-- START --
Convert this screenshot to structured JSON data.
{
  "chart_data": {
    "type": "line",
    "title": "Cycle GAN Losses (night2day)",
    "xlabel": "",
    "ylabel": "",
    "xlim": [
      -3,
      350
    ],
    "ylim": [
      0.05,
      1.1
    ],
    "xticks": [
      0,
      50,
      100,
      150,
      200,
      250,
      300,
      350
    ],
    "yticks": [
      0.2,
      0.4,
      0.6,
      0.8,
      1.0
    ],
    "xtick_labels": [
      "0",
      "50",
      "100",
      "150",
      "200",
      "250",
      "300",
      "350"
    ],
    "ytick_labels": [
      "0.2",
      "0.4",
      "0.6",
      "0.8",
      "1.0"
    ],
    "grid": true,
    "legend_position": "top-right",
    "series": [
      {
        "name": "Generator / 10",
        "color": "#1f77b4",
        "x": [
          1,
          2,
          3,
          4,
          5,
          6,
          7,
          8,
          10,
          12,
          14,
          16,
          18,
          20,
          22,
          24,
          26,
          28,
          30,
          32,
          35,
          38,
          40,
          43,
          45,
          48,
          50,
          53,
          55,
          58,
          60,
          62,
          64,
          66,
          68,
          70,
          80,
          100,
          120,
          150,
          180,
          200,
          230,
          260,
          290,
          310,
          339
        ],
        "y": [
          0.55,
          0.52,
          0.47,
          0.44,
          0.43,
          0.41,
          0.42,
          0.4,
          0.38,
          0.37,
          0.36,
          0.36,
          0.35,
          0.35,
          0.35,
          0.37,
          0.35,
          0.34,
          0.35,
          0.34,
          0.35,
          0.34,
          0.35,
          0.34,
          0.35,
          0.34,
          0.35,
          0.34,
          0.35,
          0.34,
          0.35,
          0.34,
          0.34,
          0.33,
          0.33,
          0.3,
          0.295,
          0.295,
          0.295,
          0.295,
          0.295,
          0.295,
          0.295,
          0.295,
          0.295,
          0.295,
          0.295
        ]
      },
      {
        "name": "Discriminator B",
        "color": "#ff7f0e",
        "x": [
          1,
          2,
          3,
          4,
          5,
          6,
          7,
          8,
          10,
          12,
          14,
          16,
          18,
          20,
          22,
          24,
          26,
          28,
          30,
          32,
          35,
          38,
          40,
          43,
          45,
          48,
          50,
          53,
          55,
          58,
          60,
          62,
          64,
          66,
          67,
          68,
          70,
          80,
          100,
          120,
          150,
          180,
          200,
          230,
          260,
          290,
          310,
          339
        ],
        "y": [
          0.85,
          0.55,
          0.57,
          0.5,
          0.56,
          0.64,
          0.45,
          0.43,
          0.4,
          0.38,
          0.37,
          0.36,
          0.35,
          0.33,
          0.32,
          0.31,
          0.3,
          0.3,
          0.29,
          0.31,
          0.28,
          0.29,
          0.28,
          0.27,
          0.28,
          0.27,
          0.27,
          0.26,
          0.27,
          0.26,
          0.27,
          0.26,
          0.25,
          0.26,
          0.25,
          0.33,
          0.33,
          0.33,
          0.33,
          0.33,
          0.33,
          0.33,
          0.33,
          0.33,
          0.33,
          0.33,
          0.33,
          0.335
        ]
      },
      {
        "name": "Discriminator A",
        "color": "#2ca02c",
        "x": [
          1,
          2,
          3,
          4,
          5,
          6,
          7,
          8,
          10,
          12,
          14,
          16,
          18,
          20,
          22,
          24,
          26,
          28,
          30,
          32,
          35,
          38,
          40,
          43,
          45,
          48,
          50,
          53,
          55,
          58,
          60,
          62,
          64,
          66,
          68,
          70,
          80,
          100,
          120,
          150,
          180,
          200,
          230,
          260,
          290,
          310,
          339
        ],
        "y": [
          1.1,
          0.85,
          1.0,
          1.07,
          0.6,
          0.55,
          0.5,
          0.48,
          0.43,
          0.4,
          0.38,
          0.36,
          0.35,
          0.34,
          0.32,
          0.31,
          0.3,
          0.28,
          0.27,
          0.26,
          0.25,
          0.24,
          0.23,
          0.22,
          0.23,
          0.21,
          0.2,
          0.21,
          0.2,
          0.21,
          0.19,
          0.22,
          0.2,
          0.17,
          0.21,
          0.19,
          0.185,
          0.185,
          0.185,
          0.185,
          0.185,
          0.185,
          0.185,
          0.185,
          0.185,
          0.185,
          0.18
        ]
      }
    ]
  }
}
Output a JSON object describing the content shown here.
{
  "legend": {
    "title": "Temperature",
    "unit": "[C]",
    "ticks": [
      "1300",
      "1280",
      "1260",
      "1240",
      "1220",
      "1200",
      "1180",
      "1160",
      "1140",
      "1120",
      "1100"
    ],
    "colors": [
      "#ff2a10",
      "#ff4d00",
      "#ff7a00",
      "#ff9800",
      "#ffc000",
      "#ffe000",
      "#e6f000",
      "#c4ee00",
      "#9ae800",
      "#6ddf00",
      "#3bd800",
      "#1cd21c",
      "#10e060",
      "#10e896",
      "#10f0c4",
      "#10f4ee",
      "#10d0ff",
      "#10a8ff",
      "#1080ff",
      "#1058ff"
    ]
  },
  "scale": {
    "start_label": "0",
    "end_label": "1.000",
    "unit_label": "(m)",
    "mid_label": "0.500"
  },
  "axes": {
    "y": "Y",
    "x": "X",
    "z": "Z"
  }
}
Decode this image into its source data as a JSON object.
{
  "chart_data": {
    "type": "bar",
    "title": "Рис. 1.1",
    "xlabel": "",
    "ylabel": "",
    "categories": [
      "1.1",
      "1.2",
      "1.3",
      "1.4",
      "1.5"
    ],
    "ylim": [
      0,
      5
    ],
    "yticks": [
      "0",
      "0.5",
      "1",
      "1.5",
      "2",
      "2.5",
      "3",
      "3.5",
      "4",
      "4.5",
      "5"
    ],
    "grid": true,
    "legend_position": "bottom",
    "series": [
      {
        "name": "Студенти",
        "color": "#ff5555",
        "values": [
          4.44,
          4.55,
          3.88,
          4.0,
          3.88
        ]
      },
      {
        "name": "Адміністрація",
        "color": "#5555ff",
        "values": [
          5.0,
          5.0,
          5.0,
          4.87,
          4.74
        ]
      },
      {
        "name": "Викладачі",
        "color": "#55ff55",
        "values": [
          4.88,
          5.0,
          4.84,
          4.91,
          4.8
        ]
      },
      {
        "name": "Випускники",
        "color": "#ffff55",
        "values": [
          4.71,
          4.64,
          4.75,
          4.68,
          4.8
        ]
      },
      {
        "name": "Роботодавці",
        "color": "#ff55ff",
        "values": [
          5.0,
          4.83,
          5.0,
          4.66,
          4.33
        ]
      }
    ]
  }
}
-- END --
Print the entries exactly. Include every one.

Convert this screenshot to structured JSON data.
{
  "chart_data": {
    "type": "line",
    "title": "Cycle GAN Losses (night2day)",
    "xlabel": "",
    "ylabel": "",
    "xlim": [
      -3,
      350
    ],
    "ylim": [
      0.05,
      1.1
    ],
    "xticks": [
      0,
      50,
      100,
      150,
      200,
      250,
      300,
      350
    ],
    "yticks": [
      0.2,
      0.4,
      0.6,
      0.8,
      1.0
    ],
    "xtick_labels": [
      "0",
      "50",
      "100",
      "150",
      "200",
      "250",
      "300",
      "350"
    ],
    "ytick_labels": [
      "0.2",
      "0.4",
      "0.6",
      "0.8",
      "1.0"
    ],
    "grid": true,
    "legend_position": "top-right",
    "series": [
      {
        "name": "Generator / 10",
        "color": "#1f77b4",
        "x": [
          1,
          2,
          3,
          4,
          5,
          6,
          7,
          8,
          10,
          12,
          14,
          16,
          18,
          20,
          22,
          24,
          26,
          28,
          30,
          32,
          35,
          38,
          40,
          43,
          45,
          48,
          50,
          53,
          55,
          58,
          60,
          62,
          64,
          66,
          68,
          70,
          80,
          100,
          120,
          150,
          180,
          200,
          230,
          260,
          290,
          310,
          339
        ],
        "y": [
          0.55,
          0.52,
          0.47,
          0.44,
          0.43,
          0.41,
          0.42,
          0.4,
          0.38,
          0.37,
          0.36,
          0.36,
          0.35,
          0.35,
          0.35,
          0.37,
          0.35,
          0.34,
          0.35,
          0.34,
          0.35,
          0.34,
          0.35,
          0.34,
          0.35,
          0.34,
          0.35,
          0.34,
          0.35,
          0.34,
          0.35,
          0.34,
          0.34,
          0.33,
          0.33,
          0.3,
          0.295,
          0.295,
          0.295,
          0.295,
          0.295,
          0.295,
          0.295,
          0.295,
          0.295,
          0.295,
          0.295
        ]
      },
      {
        "name": "Discriminator B",
        "color": "#ff7f0e",
        "x": [
          1,
          2,
          3,
          4,
          5,
          6,
          7,
          8,
          10,
          12,
          14,
          16,
          18,
          20,
          22,
          24,
          26,
          28,
          30,
          32,
          35,
          38,
          40,
          43,
          45,
          48,
          50,
          53,
          55,
          58,
          60,
          62,
          64,
          66,
          67,
          68,
          70,
          80,
          100,
          120,
          150,
          180,
          200,
          230,
          260,
          290,
          310,
          339
        ],
        "y": [
          0.85,
          0.55,
          0.57,
          0.5,
          0.56,
          0.64,
          0.45,
          0.43,
          0.4,
          0.38,
          0.37,
          0.36,
          0.35,
          0.33,
          0.32,
          0.31,
          0.3,
          0.3,
          0.29,
          0.31,
          0.28,
          0.29,
          0.28,
          0.27,
          0.28,
          0.27,
          0.27,
          0.26,
          0.27,
          0.26,
          0.27,
          0.26,
          0.25,
          0.26,
          0.25,
          0.33,
          0.33,
          0.33,
          0.33,
          0.33,
          0.33,
          0.33,
          0.33,
          0.33,
          0.33,
          0.33,
          0.33,
          0.335
        ]
      },
      {
        "name": "Discriminator A",
        "color": "#2ca02c",
        "x": [
          1,
          2,
          3,
          4,
          5,
          6,
          7,
          8,
          10,
          12,
          14,
          16,
          18,
          20,
          22,
          24,
          26,
          28,
          30,
          32,
          35,
          38,
          40,
          43,
          45,
          48,
          50,
          53,
          55,
          58,
          60,
          62,
          64,
          66,
          68,
          70,
          80,
          100,
          120,
          150,
          180,
          200,
          230,
          260,
          290,
          310,
          339
        ],
        "y": [
          1.1,
          0.85,
          1.0,
          1.07,
          0.6,
          0.55,
          0.5,
          0.48,
          0.43,
          0.4,
          0.38,
          0.36,
          0.35,
          0.34,
          0.32,
          0.31,
          0.3,
          0.28,
          0.27,
          0.26,
          0.25,
          0.24,
          0.23,
          0.22,
          0.23,
          0.21,
          0.2,
          0.21,
          0.2,
          0.21,
          0.19,
          0.22,
          0.2,
          0.17,
          0.21,
          0.19,
          0.185,
          0.185,
          0.185,
          0.185,
          0.185,
          0.185,
          0.185,
          0.185,
          0.185,
          0.185,
          0.18
        ]
      }
    ]
  }
}
Output a JSON object describing the content shown here.
{
  "legend": {
    "title": "Temperature",
    "unit": "[C]",
    "ticks": [
      "1300",
      "1280",
      "1260",
      "1240",
      "1220",
      "1200",
      "1180",
      "1160",
      "1140",
      "1120",
      "1100"
    ],
    "colors": [
      "#ff2a10",
      "#ff4d00",
      "#ff7a00",
      "#ff9800",
      "#ffc000",
      "#ffe000",
      "#e6f000",
      "#c4ee00",
      "#9ae800",
      "#6ddf00",
      "#3bd800",
      "#1cd21c",
      "#10e060",
      "#10e896",
      "#10f0c4",
      "#10f4ee",
      "#10d0ff",
      "#10a8ff",
      "#1080ff",
      "#1058ff"
    ]
  },
  "scale": {
    "start_label": "0",
    "end_label": "1.000",
    "unit_label": "(m)",
    "mid_label": "0.500"
  },
  "axes": {
    "y": "Y",
    "x": "X",
    "z": "Z"
  }
}
Decode this image into its source data as a JSON object.
{
  "chart_data": {
    "type": "bar",
    "title": "Рис. 1.1",
    "xlabel": "",
    "ylabel": "",
    "categories": [
      "1.1",
      "1.2",
      "1.3",
      "1.4",
      "1.5"
    ],
    "ylim": [
      0,
      5
    ],
    "yticks": [
      "0",
      "0.5",
      "1",
      "1.5",
      "2",
      "2.5",
      "3",
      "3.5",
      "4",
      "4.5",
      "5"
    ],
    "grid": true,
    "legend_position": "bottom",
    "series": [
      {
        "name": "Студенти",
        "color": "#ff5555",
        "values": [
          4.44,
          4.55,
          3.88,
          4.0,
          3.88
        ]
      },
      {
        "name": "Адміністрація",
        "color": "#5555ff",
        "values": [
          5.0,
          5.0,
          5.0,
          4.87,
          4.74
        ]
      },
      {
        "name": "Викладачі",
        "color": "#55ff55",
        "values": [
          4.88,
          5.0,
          4.84,
          4.91,
          4.8
        ]
      },
      {
        "name": "Випускники",
        "color": "#ffff55",
        "values": [
          4.71,
          4.64,
          4.75,
          4.68,
          4.8
        ]
      },
      {
        "name": "Роботодавці",
        "color": "#ff55ff",
        "values": [
          5.0,
          4.83,
          5.0,
          4.66,
          4.33
        ]
      }
    ]
  }
}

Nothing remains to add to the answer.